> **What is needed**:
Gather all lines in the entries that include the word "document".

Extracted data entries
[START]

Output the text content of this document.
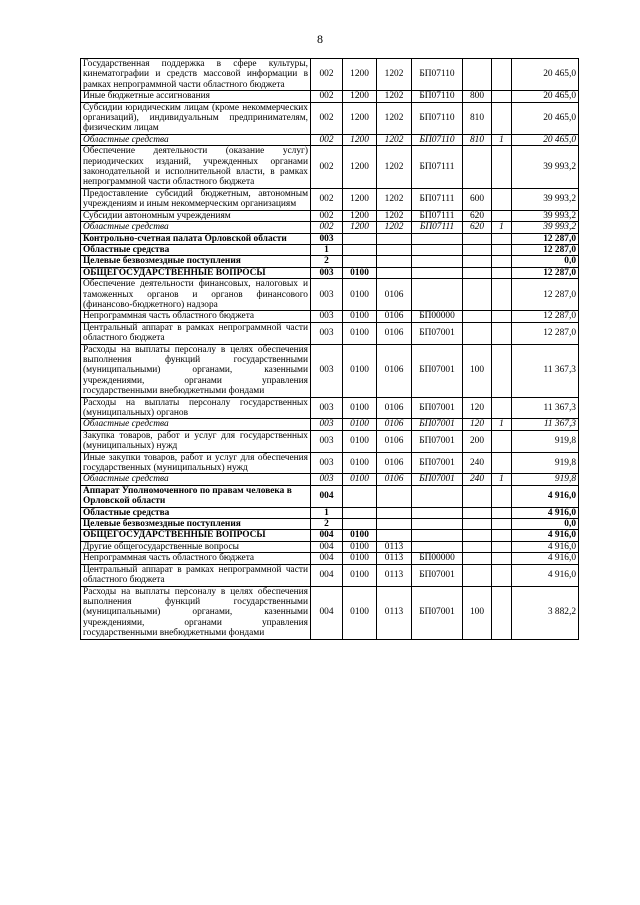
8
Государственная поддержка в сфере культуры, кинематографии и средств массовой информации в рамках непрограммной части областного бюджета	002	1200	1202	БП07110			20 465,0
Иные бюджетные ассигнования	002	1200	1202	БП07110	800		20 465,0
Субсидии юридическим лицам (кроме некоммерческих организаций), индивидуальным предпринимателям, физическим лицам	002	1200	1202	БП07110	810		20 465,0
Областные средства	002	1200	1202	БП07110	810	1	20 465,0
Обеспечение деятельности (оказание услуг) периодических изданий, учрежденных органами законодательной и исполнительной власти, в рамках непрограммной части областного бюджета	002	1200	1202	БП07111			39 993,2
Предоставление субсидий бюджетным, автономным учреждениям и иным некоммерческим организациям	002	1200	1202	БП07111	600		39 993,2
Субсидии автономным учреждениям	002	1200	1202	БП07111	620		39 993,2
Областные средства	002	1200	1202	БП07111	620	1	39 993,2
Контрольно-счетная палата Орловской области	003						12 287,0
Областные средства	1						12 287,0
Целевые безвозмездные поступления	2						0,0
ОБЩЕГОСУДАРСТВЕННЫЕ ВОПРОСЫ	003	0100					12 287,0
Обеспечение деятельности финансовых, налоговых и таможенных органов и органов финансового (финансово-бюджетного) надзора	003	0100	0106				12 287,0
Непрограммная часть областного бюджета	003	0100	0106	БП00000			12 287,0
Центральный аппарат в рамках непрограммной части областного бюджета	003	0100	0106	БП07001			12 287,0
Расходы на выплаты персоналу в целях обеспечения выполнения функций государственными (муниципальными) органами, казенными учреждениями, органами управления государственными внебюджетными фондами	003	0100	0106	БП07001	100		11 367,3
Расходы на выплаты персоналу государственных (муниципальных) органов	003	0100	0106	БП07001	120		11 367,3
Областные средства	003	0100	0106	БП07001	120	1	11 367,3
Закупка товаров, работ и услуг для государственных (муниципальных) нужд	003	0100	0106	БП07001	200		919,8
Иные закупки товаров, работ и услуг для обеспечения государственных (муниципальных) нужд	003	0100	0106	БП07001	240		919,8
Областные средства	003	0100	0106	БП07001	240	1	919,8
Аппарат Уполномоченного по правам человека в Орловской области	004						4 916,0
Областные средства	1						4 916,0
Целевые безвозмездные поступления	2						0,0
ОБЩЕГОСУДАРСТВЕННЫЕ ВОПРОСЫ	004	0100					4 916,0
Другие общегосударственные вопросы	004	0100	0113				4 916,0
Непрограммная часть областного бюджета	004	0100	0113	БП00000			4 916,0
Центральный аппарат в рамках непрограммной части областного бюджета	004	0100	0113	БП07001			4 916,0
Расходы на выплаты персоналу в целях обеспечения выполнения функций государственными (муниципальными) органами, казенными учреждениями, органами управления государственными внебюджетными фондами	004	0100	0113	БП07001	100		3 882,2
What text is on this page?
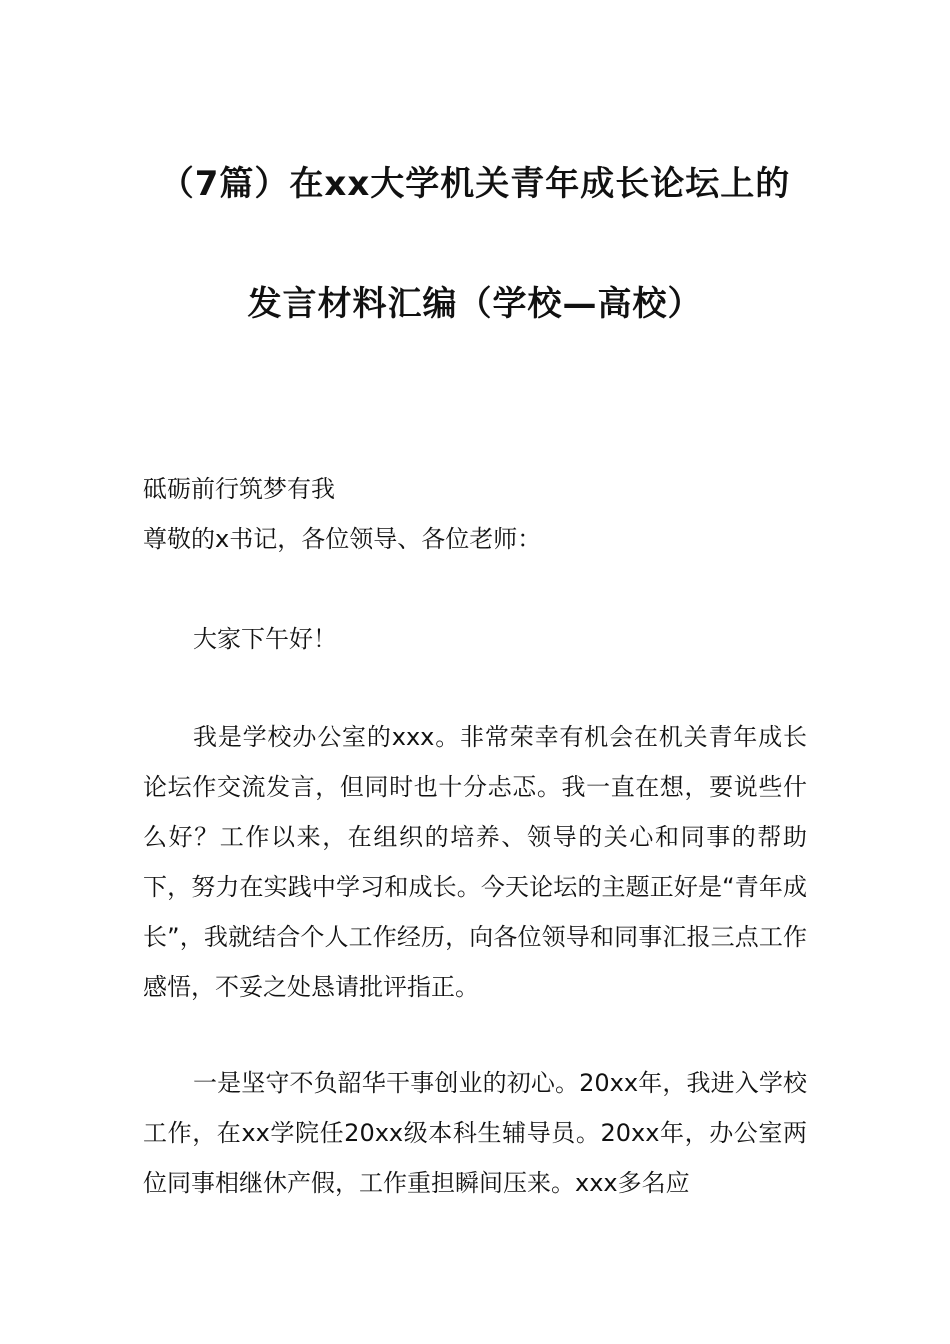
（7篇）在xx大学机关青年成长论坛上的
发言材料汇编（学校—高校）
砥砺前行筑梦有我
尊敬的x书记，各位领导、各位老师：
大家下午好！
我是学校办公室的xxx。非常荣幸有机会在机关青年成长论坛作交流发言，但同时也十分忐忑。我一直在想，要说些什么好？工作以来，在组织的培养、领导的关心和同事的帮助下，努力在实践中学习和成长。今天论坛的主题正好是“青年成长”，我就结合个人工作经历，向各位领导和同事汇报三点工作感悟，不妥之处恳请批评指正。
一是坚守不负韶华干事创业的初心。20xx年，我进入学校工作，在xx学院任20xx级本科生辅导员。20xx年，办公室两位同事相继休产假，工作重担瞬间压来。xxx多名应
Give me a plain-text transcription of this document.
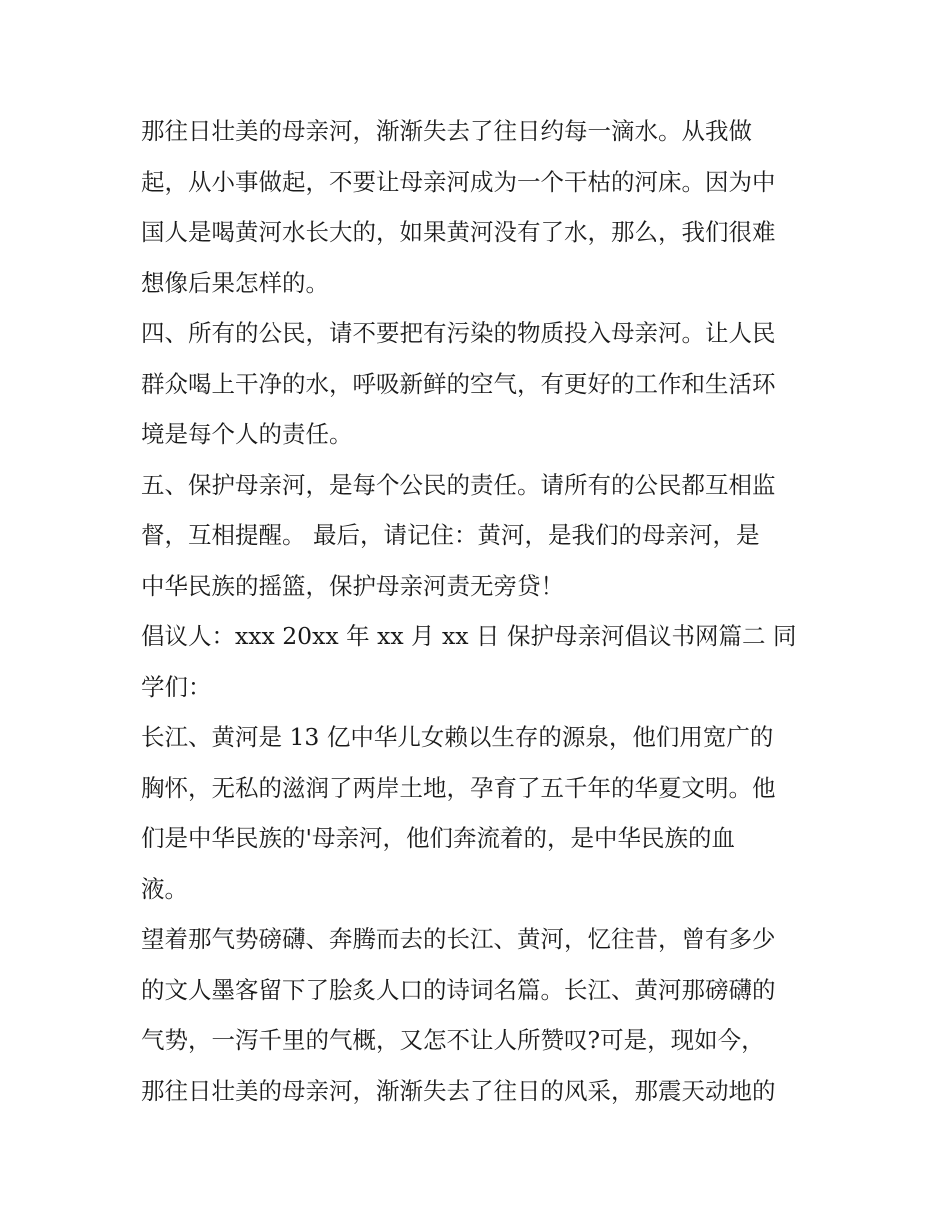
那往日壮美的母亲河，渐渐失去了往日约每一滴水。从我做
起，从小事做起，不要让母亲河成为一个干枯的河床。因为中
国人是喝黄河水长大的，如果黄河没有了水，那么，我们很难
想像后果怎样的。
四、所有的公民，请不要把有污染的物质投入母亲河。让人民
群众喝上干净的水，呼吸新鲜的空气，有更好的工作和生活环
境是每个人的责任。
五、保护母亲河，是每个公民的责任。请所有的公民都互相监
督，互相提醒。 最后，请记住：黄河，是我们的母亲河，是
中华民族的摇篮，保护母亲河责无旁贷！
倡议人：xxx 20xx 年 xx 月 xx 日 保护母亲河倡议书网篇二 同
学们：
长江、黄河是 13 亿中华儿女赖以生存的源泉，他们用宽广的
胸怀，无私的滋润了两岸土地，孕育了五千年的华夏文明。他
们是中华民族的'母亲河，他们奔流着的，是中华民族的血
液。
望着那气势磅礴、奔腾而去的长江、黄河，忆往昔，曾有多少
的文人墨客留下了脍炙人口的诗词名篇。长江、黄河那磅礴的
气势，一泻千里的气概，又怎不让人所赞叹?可是，现如今，
那往日壮美的母亲河，渐渐失去了往日的风采，那震天动地的
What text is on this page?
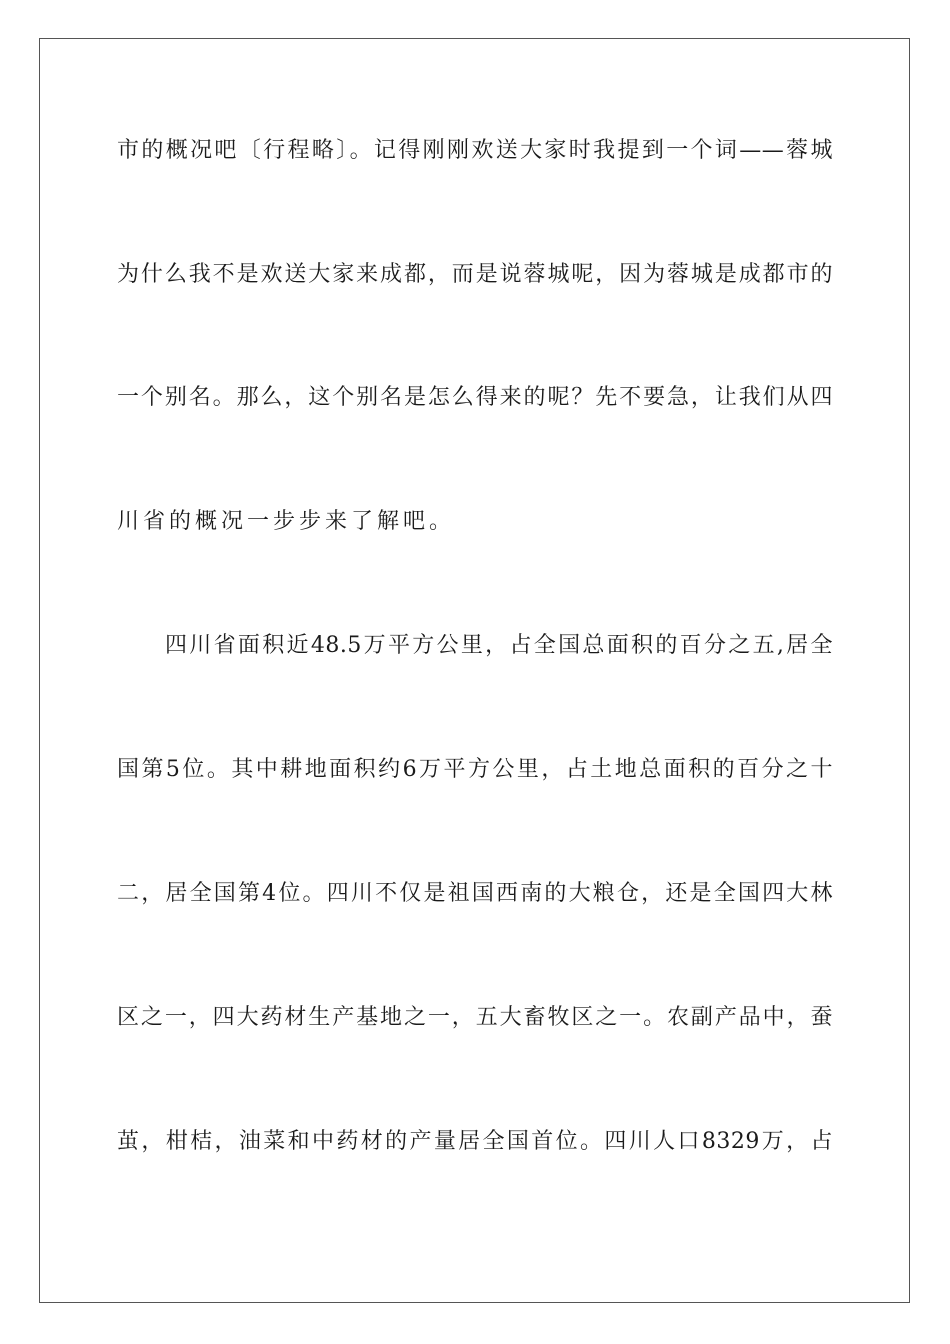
市的概况吧〔行程略〕。记得刚刚欢送大家时我提到一个词——蓉城
为什么我不是欢送大家来成都，而是说蓉城呢，因为蓉城是成都市的
一个别名。那么，这个别名是怎么得来的呢？先不要急，让我们从四
川省的概况一步步来了解吧。
四川省面积近48.5万平方公里，占全国总面积的百分之五,居全
国第5位。其中耕地面积约6万平方公里，占土地总面积的百分之十
二，居全国第4位。四川不仅是祖国西南的大粮仓，还是全国四大林
区之一，四大药材生产基地之一，五大畜牧区之一。农副产品中，蚕
茧，柑桔，油菜和中药材的产量居全国首位。四川人口8329万，占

[END]

> **Full output**:
Output the text content of this document.
Give me a plain-text transcription of this document.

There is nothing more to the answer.